Each entry below is to be transcribed exactly.

>> Begin Supplied data

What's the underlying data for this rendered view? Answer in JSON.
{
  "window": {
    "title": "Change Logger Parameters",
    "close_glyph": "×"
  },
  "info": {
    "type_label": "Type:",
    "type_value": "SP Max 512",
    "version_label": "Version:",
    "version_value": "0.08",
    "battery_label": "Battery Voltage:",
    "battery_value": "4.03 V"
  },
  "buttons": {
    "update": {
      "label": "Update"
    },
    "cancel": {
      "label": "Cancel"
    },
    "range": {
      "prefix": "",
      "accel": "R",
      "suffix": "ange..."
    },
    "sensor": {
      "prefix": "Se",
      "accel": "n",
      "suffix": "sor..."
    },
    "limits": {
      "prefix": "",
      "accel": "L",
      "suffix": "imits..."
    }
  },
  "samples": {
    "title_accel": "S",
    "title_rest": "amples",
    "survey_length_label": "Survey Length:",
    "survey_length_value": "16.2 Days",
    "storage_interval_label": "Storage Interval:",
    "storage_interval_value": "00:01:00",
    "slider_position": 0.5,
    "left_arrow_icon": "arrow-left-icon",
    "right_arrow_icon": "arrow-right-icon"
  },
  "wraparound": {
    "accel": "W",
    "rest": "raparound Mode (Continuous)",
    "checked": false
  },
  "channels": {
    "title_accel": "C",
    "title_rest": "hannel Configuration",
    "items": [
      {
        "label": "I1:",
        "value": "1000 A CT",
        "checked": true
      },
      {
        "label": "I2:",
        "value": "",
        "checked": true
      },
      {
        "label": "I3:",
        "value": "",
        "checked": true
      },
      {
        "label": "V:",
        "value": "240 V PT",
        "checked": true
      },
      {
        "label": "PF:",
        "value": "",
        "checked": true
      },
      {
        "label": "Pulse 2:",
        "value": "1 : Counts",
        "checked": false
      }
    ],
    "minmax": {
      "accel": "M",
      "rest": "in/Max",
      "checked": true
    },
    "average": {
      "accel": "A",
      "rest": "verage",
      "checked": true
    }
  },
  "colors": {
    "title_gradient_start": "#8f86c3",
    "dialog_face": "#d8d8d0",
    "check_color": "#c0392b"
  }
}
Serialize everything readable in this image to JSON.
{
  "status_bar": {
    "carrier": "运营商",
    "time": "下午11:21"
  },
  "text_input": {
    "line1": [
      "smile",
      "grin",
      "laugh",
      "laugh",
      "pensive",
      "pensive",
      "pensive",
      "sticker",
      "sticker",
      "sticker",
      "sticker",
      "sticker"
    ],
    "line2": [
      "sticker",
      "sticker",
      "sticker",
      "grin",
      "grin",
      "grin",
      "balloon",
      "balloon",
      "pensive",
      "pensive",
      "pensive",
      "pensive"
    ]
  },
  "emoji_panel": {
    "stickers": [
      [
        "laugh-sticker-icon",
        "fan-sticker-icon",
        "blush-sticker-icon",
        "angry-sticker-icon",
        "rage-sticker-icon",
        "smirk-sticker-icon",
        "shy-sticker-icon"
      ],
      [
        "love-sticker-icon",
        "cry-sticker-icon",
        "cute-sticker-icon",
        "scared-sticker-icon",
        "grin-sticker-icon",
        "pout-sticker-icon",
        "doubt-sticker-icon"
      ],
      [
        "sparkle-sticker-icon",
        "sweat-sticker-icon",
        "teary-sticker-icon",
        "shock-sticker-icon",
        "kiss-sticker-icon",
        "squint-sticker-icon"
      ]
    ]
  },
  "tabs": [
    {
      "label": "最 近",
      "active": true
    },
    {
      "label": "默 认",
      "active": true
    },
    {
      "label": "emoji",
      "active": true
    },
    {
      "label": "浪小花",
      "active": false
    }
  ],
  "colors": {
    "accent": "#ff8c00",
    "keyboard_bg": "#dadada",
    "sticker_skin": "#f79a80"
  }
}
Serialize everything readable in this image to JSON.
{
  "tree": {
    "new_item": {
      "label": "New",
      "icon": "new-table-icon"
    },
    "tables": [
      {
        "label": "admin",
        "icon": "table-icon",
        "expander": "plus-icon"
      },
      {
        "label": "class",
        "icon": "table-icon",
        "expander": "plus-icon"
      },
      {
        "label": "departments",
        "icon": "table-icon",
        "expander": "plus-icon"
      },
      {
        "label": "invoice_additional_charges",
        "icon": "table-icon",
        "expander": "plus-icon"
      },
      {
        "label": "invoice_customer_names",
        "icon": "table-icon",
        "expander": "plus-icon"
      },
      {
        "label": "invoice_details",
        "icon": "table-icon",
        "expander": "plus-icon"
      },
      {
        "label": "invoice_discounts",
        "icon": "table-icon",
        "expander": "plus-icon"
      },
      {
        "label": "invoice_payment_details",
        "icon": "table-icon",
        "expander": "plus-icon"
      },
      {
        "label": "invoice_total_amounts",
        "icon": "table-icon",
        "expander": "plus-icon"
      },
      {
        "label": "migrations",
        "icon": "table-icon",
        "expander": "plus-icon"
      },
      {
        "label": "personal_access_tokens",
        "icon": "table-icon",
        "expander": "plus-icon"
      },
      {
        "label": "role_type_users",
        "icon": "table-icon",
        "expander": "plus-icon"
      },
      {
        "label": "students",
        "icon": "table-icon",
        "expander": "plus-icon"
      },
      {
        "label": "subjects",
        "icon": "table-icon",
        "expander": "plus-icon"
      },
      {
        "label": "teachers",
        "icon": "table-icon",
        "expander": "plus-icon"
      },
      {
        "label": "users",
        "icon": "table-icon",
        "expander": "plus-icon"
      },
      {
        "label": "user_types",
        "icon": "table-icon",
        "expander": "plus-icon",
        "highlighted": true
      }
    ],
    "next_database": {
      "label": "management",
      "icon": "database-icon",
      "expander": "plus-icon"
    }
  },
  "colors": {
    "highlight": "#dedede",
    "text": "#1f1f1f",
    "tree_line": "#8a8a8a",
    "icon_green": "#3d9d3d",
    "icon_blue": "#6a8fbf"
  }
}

>> End Supplied data

Answer to this task:
What's the underlying data for this rendered view? Answer in JSON.
{
  "window": {
    "title": "Change Logger Parameters",
    "close_glyph": "×"
  },
  "info": {
    "type_label": "Type:",
    "type_value": "SP Max 512",
    "version_label": "Version:",
    "version_value": "0.08",
    "battery_label": "Battery Voltage:",
    "battery_value": "4.03 V"
  },
  "buttons": {
    "update": {
      "label": "Update"
    },
    "cancel": {
      "label": "Cancel"
    },
    "range": {
      "prefix": "",
      "accel": "R",
      "suffix": "ange..."
    },
    "sensor": {
      "prefix": "Se",
      "accel": "n",
      "suffix": "sor..."
    },
    "limits": {
      "prefix": "",
      "accel": "L",
      "suffix": "imits..."
    }
  },
  "samples": {
    "title_accel": "S",
    "title_rest": "amples",
    "survey_length_label": "Survey Length:",
    "survey_length_value": "16.2 Days",
    "storage_interval_label": "Storage Interval:",
    "storage_interval_value": "00:01:00",
    "slider_position": 0.5,
    "left_arrow_icon": "arrow-left-icon",
    "right_arrow_icon": "arrow-right-icon"
  },
  "wraparound": {
    "accel": "W",
    "rest": "raparound Mode (Continuous)",
    "checked": false
  },
  "channels": {
    "title_accel": "C",
    "title_rest": "hannel Configuration",
    "items": [
      {
        "label": "I1:",
        "value": "1000 A CT",
        "checked": true
      },
      {
        "label": "I2:",
        "value": "",
        "checked": true
      },
      {
        "label": "I3:",
        "value": "",
        "checked": true
      },
      {
        "label": "V:",
        "value": "240 V PT",
        "checked": true
      },
      {
        "label": "PF:",
        "value": "",
        "checked": true
      },
      {
        "label": "Pulse 2:",
        "value": "1 : Counts",
        "checked": false
      }
    ],
    "minmax": {
      "accel": "M",
      "rest": "in/Max",
      "checked": true
    },
    "average": {
      "accel": "A",
      "rest": "verage",
      "checked": true
    }
  },
  "colors": {
    "title_gradient_start": "#8f86c3",
    "dialog_face": "#d8d8d0",
    "check_color": "#c0392b"
  }
}
Serialize everything readable in this image to JSON.
{
  "status_bar": {
    "carrier": "运营商",
    "time": "下午11:21"
  },
  "text_input": {
    "line1": [
      "smile",
      "grin",
      "laugh",
      "laugh",
      "pensive",
      "pensive",
      "pensive",
      "sticker",
      "sticker",
      "sticker",
      "sticker",
      "sticker"
    ],
    "line2": [
      "sticker",
      "sticker",
      "sticker",
      "grin",
      "grin",
      "grin",
      "balloon",
      "balloon",
      "pensive",
      "pensive",
      "pensive",
      "pensive"
    ]
  },
  "emoji_panel": {
    "stickers": [
      [
        "laugh-sticker-icon",
        "fan-sticker-icon",
        "blush-sticker-icon",
        "angry-sticker-icon",
        "rage-sticker-icon",
        "smirk-sticker-icon",
        "shy-sticker-icon"
      ],
      [
        "love-sticker-icon",
        "cry-sticker-icon",
        "cute-sticker-icon",
        "scared-sticker-icon",
        "grin-sticker-icon",
        "pout-sticker-icon",
        "doubt-sticker-icon"
      ],
      [
        "sparkle-sticker-icon",
        "sweat-sticker-icon",
        "teary-sticker-icon",
        "shock-sticker-icon",
        "kiss-sticker-icon",
        "squint-sticker-icon"
      ]
    ]
  },
  "tabs": [
    {
      "label": "最 近",
      "active": true
    },
    {
      "label": "默 认",
      "active": true
    },
    {
      "label": "emoji",
      "active": true
    },
    {
      "label": "浪小花",
      "active": false
    }
  ],
  "colors": {
    "accent": "#ff8c00",
    "keyboard_bg": "#dadada",
    "sticker_skin": "#f79a80"
  }
}
Serialize everything readable in this image to JSON.
{
  "tree": {
    "new_item": {
      "label": "New",
      "icon": "new-table-icon"
    },
    "tables": [
      {
        "label": "admin",
        "icon": "table-icon",
        "expander": "plus-icon"
      },
      {
        "label": "class",
        "icon": "table-icon",
        "expander": "plus-icon"
      },
      {
        "label": "departments",
        "icon": "table-icon",
        "expander": "plus-icon"
      },
      {
        "label": "invoice_additional_charges",
        "icon": "table-icon",
        "expander": "plus-icon"
      },
      {
        "label": "invoice_customer_names",
        "icon": "table-icon",
        "expander": "plus-icon"
      },
      {
        "label": "invoice_details",
        "icon": "table-icon",
        "expander": "plus-icon"
      },
      {
        "label": "invoice_discounts",
        "icon": "table-icon",
        "expander": "plus-icon"
      },
      {
        "label": "invoice_payment_details",
        "icon": "table-icon",
        "expander": "plus-icon"
      },
      {
        "label": "invoice_total_amounts",
        "icon": "table-icon",
        "expander": "plus-icon"
      },
      {
        "label": "migrations",
        "icon": "table-icon",
        "expander": "plus-icon"
      },
      {
        "label": "personal_access_tokens",
        "icon": "table-icon",
        "expander": "plus-icon"
      },
      {
        "label": "role_type_users",
        "icon": "table-icon",
        "expander": "plus-icon"
      },
      {
        "label": "students",
        "icon": "table-icon",
        "expander": "plus-icon"
      },
      {
        "label": "subjects",
        "icon": "table-icon",
        "expander": "plus-icon"
      },
      {
        "label": "teachers",
        "icon": "table-icon",
        "expander": "plus-icon"
      },
      {
        "label": "users",
        "icon": "table-icon",
        "expander": "plus-icon"
      },
      {
        "label": "user_types",
        "icon": "table-icon",
        "expander": "plus-icon",
        "highlighted": true
      }
    ],
    "next_database": {
      "label": "management",
      "icon": "database-icon",
      "expander": "plus-icon"
    }
  },
  "colors": {
    "highlight": "#dedede",
    "text": "#1f1f1f",
    "tree_line": "#8a8a8a",
    "icon_green": "#3d9d3d",
    "icon_blue": "#6a8fbf"
  }
}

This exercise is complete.